Rows ▸

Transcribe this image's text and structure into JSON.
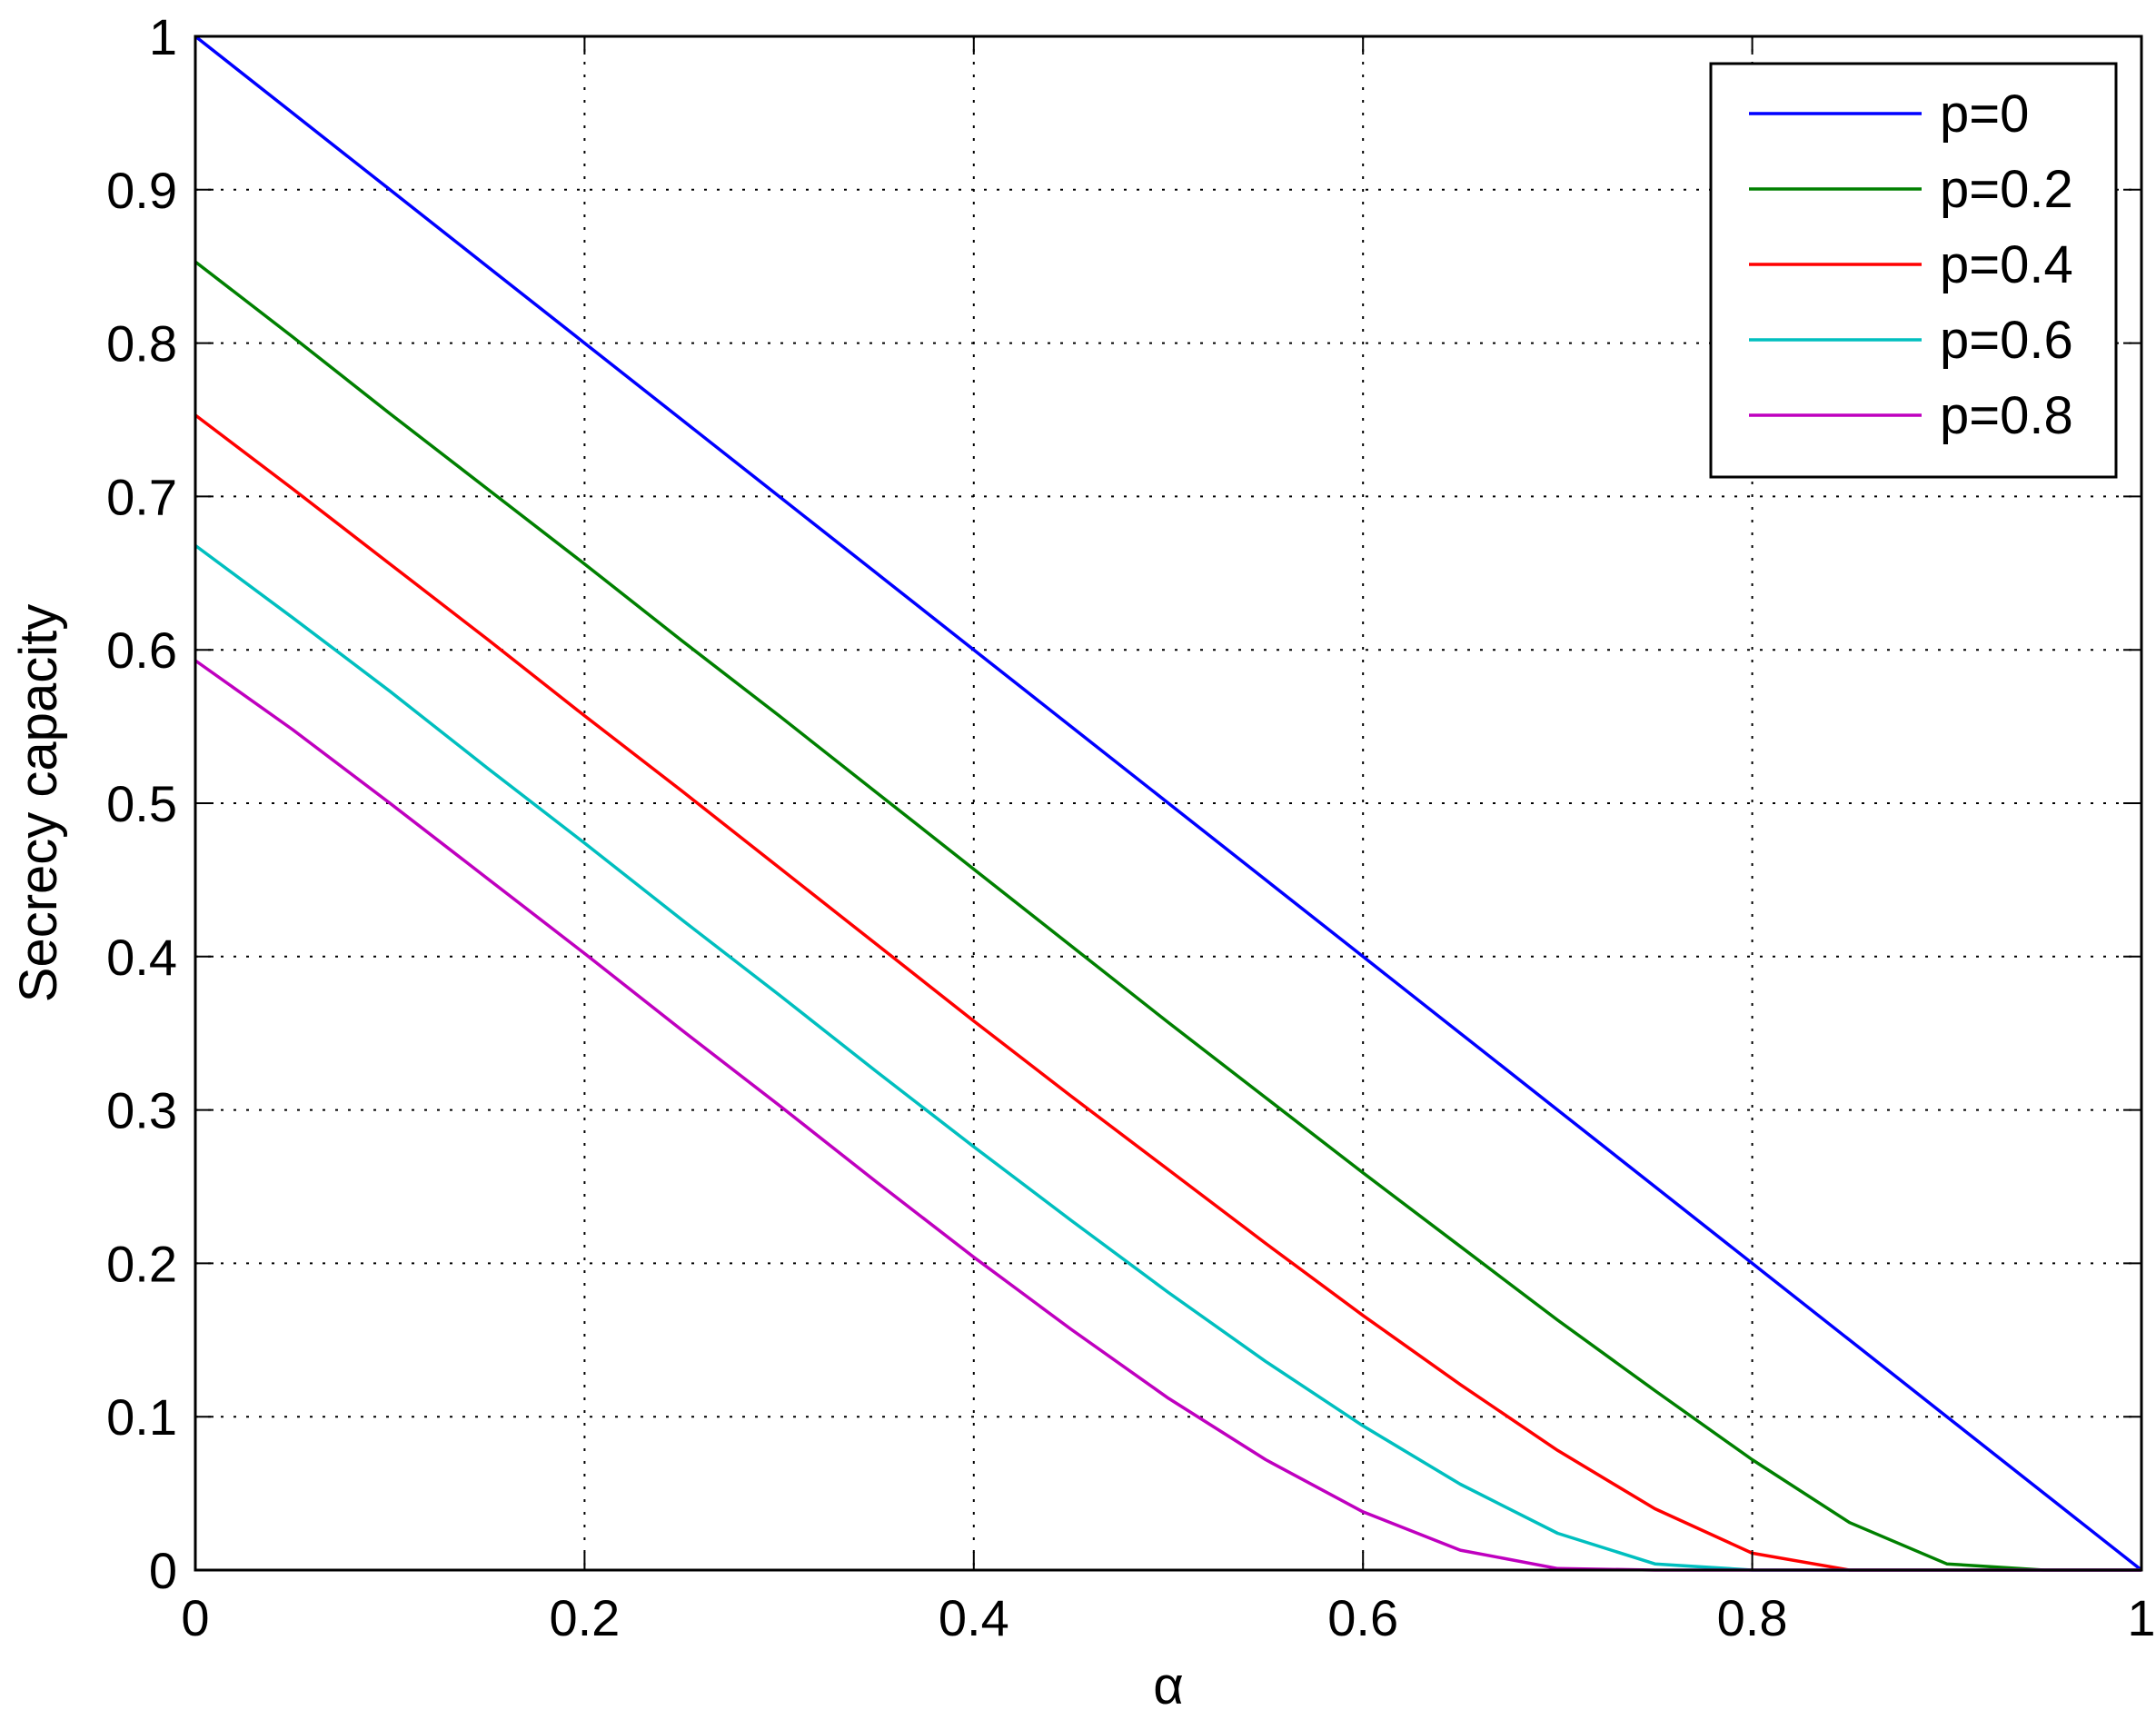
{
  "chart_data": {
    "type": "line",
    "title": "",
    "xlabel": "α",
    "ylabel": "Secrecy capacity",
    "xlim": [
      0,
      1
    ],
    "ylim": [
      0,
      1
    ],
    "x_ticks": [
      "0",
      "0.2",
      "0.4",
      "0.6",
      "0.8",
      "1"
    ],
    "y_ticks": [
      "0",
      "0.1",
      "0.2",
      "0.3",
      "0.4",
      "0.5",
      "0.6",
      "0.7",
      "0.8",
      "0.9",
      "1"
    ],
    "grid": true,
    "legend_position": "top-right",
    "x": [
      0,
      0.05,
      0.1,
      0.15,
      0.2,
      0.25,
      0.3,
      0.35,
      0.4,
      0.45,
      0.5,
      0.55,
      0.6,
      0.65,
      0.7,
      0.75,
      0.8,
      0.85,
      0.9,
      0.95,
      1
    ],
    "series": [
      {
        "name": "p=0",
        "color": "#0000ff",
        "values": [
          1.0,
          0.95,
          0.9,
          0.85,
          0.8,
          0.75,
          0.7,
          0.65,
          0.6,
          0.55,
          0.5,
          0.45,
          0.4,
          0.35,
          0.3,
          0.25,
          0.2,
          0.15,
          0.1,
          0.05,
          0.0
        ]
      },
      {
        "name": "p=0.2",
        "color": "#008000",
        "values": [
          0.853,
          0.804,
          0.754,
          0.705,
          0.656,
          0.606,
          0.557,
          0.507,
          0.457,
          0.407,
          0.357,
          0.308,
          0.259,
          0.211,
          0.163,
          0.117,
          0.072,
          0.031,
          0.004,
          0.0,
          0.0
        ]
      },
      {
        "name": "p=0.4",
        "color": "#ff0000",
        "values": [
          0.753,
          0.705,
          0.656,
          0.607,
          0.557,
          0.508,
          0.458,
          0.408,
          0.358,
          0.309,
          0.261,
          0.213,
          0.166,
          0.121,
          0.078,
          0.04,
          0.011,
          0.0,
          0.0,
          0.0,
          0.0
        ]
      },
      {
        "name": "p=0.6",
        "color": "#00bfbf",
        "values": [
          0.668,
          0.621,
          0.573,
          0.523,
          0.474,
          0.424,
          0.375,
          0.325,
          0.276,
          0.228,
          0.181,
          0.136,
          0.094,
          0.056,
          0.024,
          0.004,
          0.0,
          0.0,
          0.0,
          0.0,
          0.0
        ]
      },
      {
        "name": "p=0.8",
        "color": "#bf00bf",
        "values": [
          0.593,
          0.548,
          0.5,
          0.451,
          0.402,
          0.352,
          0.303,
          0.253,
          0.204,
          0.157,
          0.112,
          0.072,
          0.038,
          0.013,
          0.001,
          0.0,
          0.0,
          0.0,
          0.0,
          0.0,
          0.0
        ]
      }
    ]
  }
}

Work required ▸ Repeat the material above in full and exactly, apart from the pictures.

Exercise output ▸
Transcribe this image's text and structure into JSON.
{
  "chart_data": {
    "type": "line",
    "title": "",
    "xlabel": "α",
    "ylabel": "Secrecy capacity",
    "xlim": [
      0,
      1
    ],
    "ylim": [
      0,
      1
    ],
    "x_ticks": [
      "0",
      "0.2",
      "0.4",
      "0.6",
      "0.8",
      "1"
    ],
    "y_ticks": [
      "0",
      "0.1",
      "0.2",
      "0.3",
      "0.4",
      "0.5",
      "0.6",
      "0.7",
      "0.8",
      "0.9",
      "1"
    ],
    "grid": true,
    "legend_position": "top-right",
    "x": [
      0,
      0.05,
      0.1,
      0.15,
      0.2,
      0.25,
      0.3,
      0.35,
      0.4,
      0.45,
      0.5,
      0.55,
      0.6,
      0.65,
      0.7,
      0.75,
      0.8,
      0.85,
      0.9,
      0.95,
      1
    ],
    "series": [
      {
        "name": "p=0",
        "color": "#0000ff",
        "values": [
          1.0,
          0.95,
          0.9,
          0.85,
          0.8,
          0.75,
          0.7,
          0.65,
          0.6,
          0.55,
          0.5,
          0.45,
          0.4,
          0.35,
          0.3,
          0.25,
          0.2,
          0.15,
          0.1,
          0.05,
          0.0
        ]
      },
      {
        "name": "p=0.2",
        "color": "#008000",
        "values": [
          0.853,
          0.804,
          0.754,
          0.705,
          0.656,
          0.606,
          0.557,
          0.507,
          0.457,
          0.407,
          0.357,
          0.308,
          0.259,
          0.211,
          0.163,
          0.117,
          0.072,
          0.031,
          0.004,
          0.0,
          0.0
        ]
      },
      {
        "name": "p=0.4",
        "color": "#ff0000",
        "values": [
          0.753,
          0.705,
          0.656,
          0.607,
          0.557,
          0.508,
          0.458,
          0.408,
          0.358,
          0.309,
          0.261,
          0.213,
          0.166,
          0.121,
          0.078,
          0.04,
          0.011,
          0.0,
          0.0,
          0.0,
          0.0
        ]
      },
      {
        "name": "p=0.6",
        "color": "#00bfbf",
        "values": [
          0.668,
          0.621,
          0.573,
          0.523,
          0.474,
          0.424,
          0.375,
          0.325,
          0.276,
          0.228,
          0.181,
          0.136,
          0.094,
          0.056,
          0.024,
          0.004,
          0.0,
          0.0,
          0.0,
          0.0,
          0.0
        ]
      },
      {
        "name": "p=0.8",
        "color": "#bf00bf",
        "values": [
          0.593,
          0.548,
          0.5,
          0.451,
          0.402,
          0.352,
          0.303,
          0.253,
          0.204,
          0.157,
          0.112,
          0.072,
          0.038,
          0.013,
          0.001,
          0.0,
          0.0,
          0.0,
          0.0,
          0.0,
          0.0
        ]
      }
    ]
  }
}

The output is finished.